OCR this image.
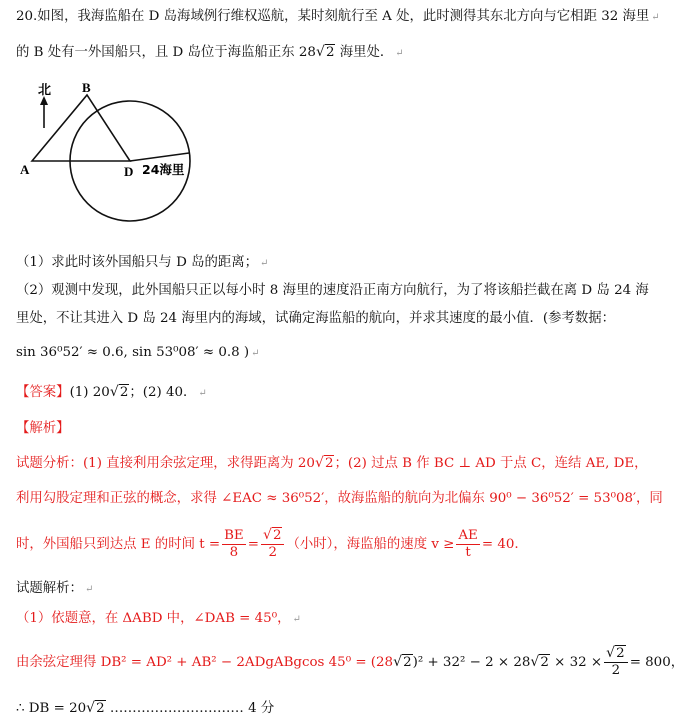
20.如图，我海监船在 D 岛海域例行维权巡航，某时刻航行至 A 处，此时测得其东北方向与它相距 32 海里 ↵
的 B 处有一外国船只，且 D 岛位于海监船正东 28 √ 2 海里处． ↵
北
A
B
D 24海里
（1）求此时该外国船只与 D 岛的距离； ↵
（2）观测中发现，此外国船只正以每小时 8 海里的速度沿正南方向航行，为了将该船拦截在离 D 岛 24 海
里处，不让其进入 D 岛 24 海里内的海域，试确定海监船的航向，并求其速度的最小值．(参考数据：
sin 36⁰52′ ≈ 0.6, sin 53⁰08′ ≈ 0.8 ) ↵
【答案】(1) 20 √ 2；(2) 40． ↵
【解析】
试题分析：(1) 直接利用余弦定理，求得距离为 20 √ 2；(2) 过点 B 作 BC ⊥ AD 于点 C，连结 AE, DE，
利用勾股定理和正弦的概念，求得 ∠EAC ≈ 36⁰52′，故海监船的航向为北偏东 90⁰ − 36⁰52′ = 53⁰08′，同
时，外国船只到达点 E 的时间 $t = \frac{BE}{8}$ = √ $\frac{2}{2}$ （小时），海监船的速度 $v \ge \frac{AE}{t} = 40$.
试题解析： ↵
（1）依题意，在 ΔABD 中，∠DAB = 45⁰， ↵
由余弦定理得 DB² = AD² + AB² − 2ADgABgcos 45⁰ = (28 √ 2)² + 32² − 2 × 28 √ 2 × 32 × √ $\frac{2}{2} = 800$，
∴ DB = 20 √ 2 ………………………… 4 分
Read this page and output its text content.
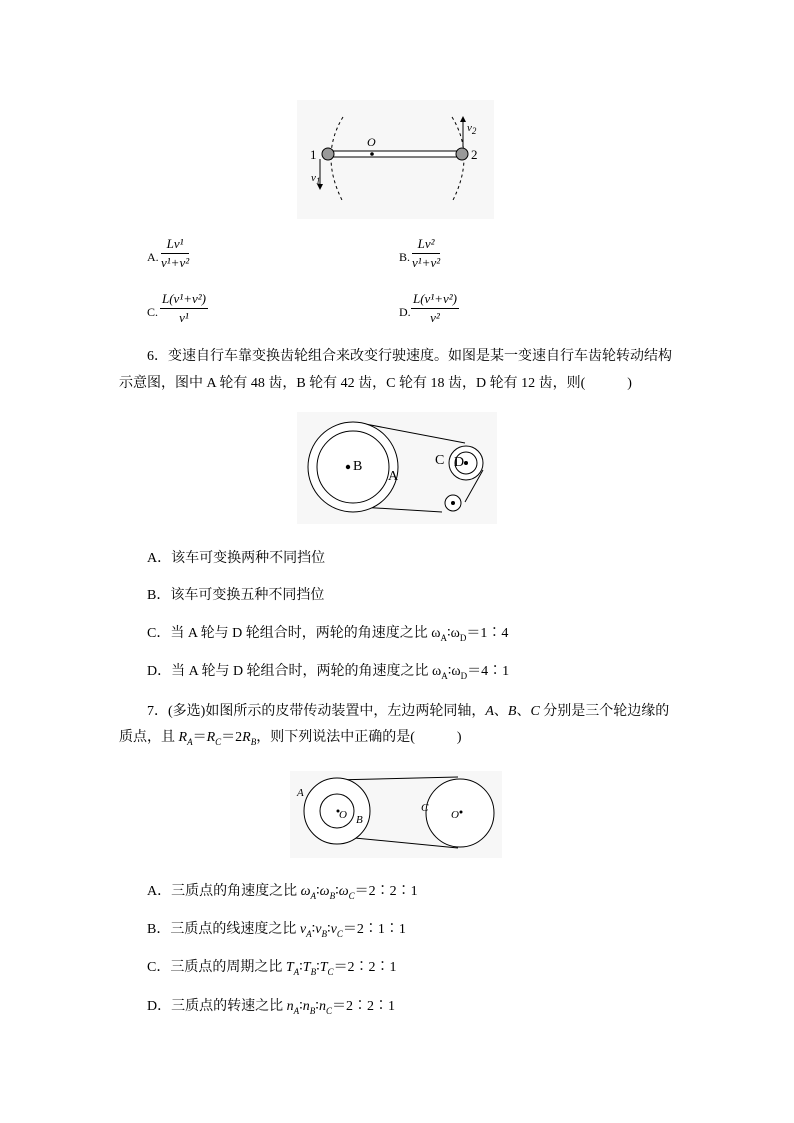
1	2
O
$v_1$
$v_2$
A. $\frac{\text{Lv¹}}{\text{v¹+v²}}$	B. $\frac{\text{Lv²}}{\text{v¹+v²}}$
C. $\frac{\text{L(v¹+v²)}}{\text{v¹}}$	D. $\frac{\text{L(v¹+v²)}}{\text{v²}}$
6．变速自行车靠变换齿轮组合来改变行驶速度。如图是某一变速自行车齿轮转动结构
示意图，图中 A 轮有 48 齿，B 轮有 42 齿，C 轮有 18 齿，D 轮有 12 齿，则(　　　)
B
A
C D
A．该车可变换两种不同挡位
B．该车可变换五种不同挡位
C．当 A 轮与 D 轮组合时，两轮的角速度之比 $\omega_A∶\omega_D=1∶4$
D．当 A 轮与 D 轮组合时，两轮的角速度之比 $\omega_A∶\omega_D=4∶1$
7．(多选)如图所示的皮带传动装置中，左边两轮同轴，A、B、C 分别是三个轮边缘的
质点，且 $R_A=R_C=2R_B$，则下列说法中正确的是(　　　)
A
O B
C
O′
A．三质点的角速度之比 $\omega_A∶\omega_B∶\omega_C=2∶2∶1$
B．三质点的线速度之比 $v_A∶v_B∶v_C=2∶1∶1$
C．三质点的周期之比 $T_A∶T_B∶T_C=2∶2∶1$
D．三质点的转速之比 $n_A∶n_B∶n_C=2∶2∶1$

+++

§ GOAL
Copy out only the lines beginning at the line with "Read this page and output its text content." and ending at the last line of the entries. Keep them exact; drop pictures.

§ RESPONSE FOR THIS EXERCISE
Read this page and output its text content.
1	2
O
$v_1$
$v_2$
A. $\frac{\text{Lv¹}}{\text{v¹+v²}}$	B. $\frac{\text{Lv²}}{\text{v¹+v²}}$
C. $\frac{\text{L(v¹+v²)}}{\text{v¹}}$	D. $\frac{\text{L(v¹+v²)}}{\text{v²}}$
6．变速自行车靠变换齿轮组合来改变行驶速度。如图是某一变速自行车齿轮转动结构
示意图，图中 A 轮有 48 齿，B 轮有 42 齿，C 轮有 18 齿，D 轮有 12 齿，则(　　　)
B
A
C D
A．该车可变换两种不同挡位
B．该车可变换五种不同挡位
C．当 A 轮与 D 轮组合时，两轮的角速度之比 $\omega_A∶\omega_D=1∶4$
D．当 A 轮与 D 轮组合时，两轮的角速度之比 $\omega_A∶\omega_D=4∶1$
7．(多选)如图所示的皮带传动装置中，左边两轮同轴，A、B、C 分别是三个轮边缘的
质点，且 $R_A=R_C=2R_B$，则下列说法中正确的是(　　　)
A
O B
C
O′
A．三质点的角速度之比 $\omega_A∶\omega_B∶\omega_C=2∶2∶1$
B．三质点的线速度之比 $v_A∶v_B∶v_C=2∶1∶1$
C．三质点的周期之比 $T_A∶T_B∶T_C=2∶2∶1$
D．三质点的转速之比 $n_A∶n_B∶n_C=2∶2∶1$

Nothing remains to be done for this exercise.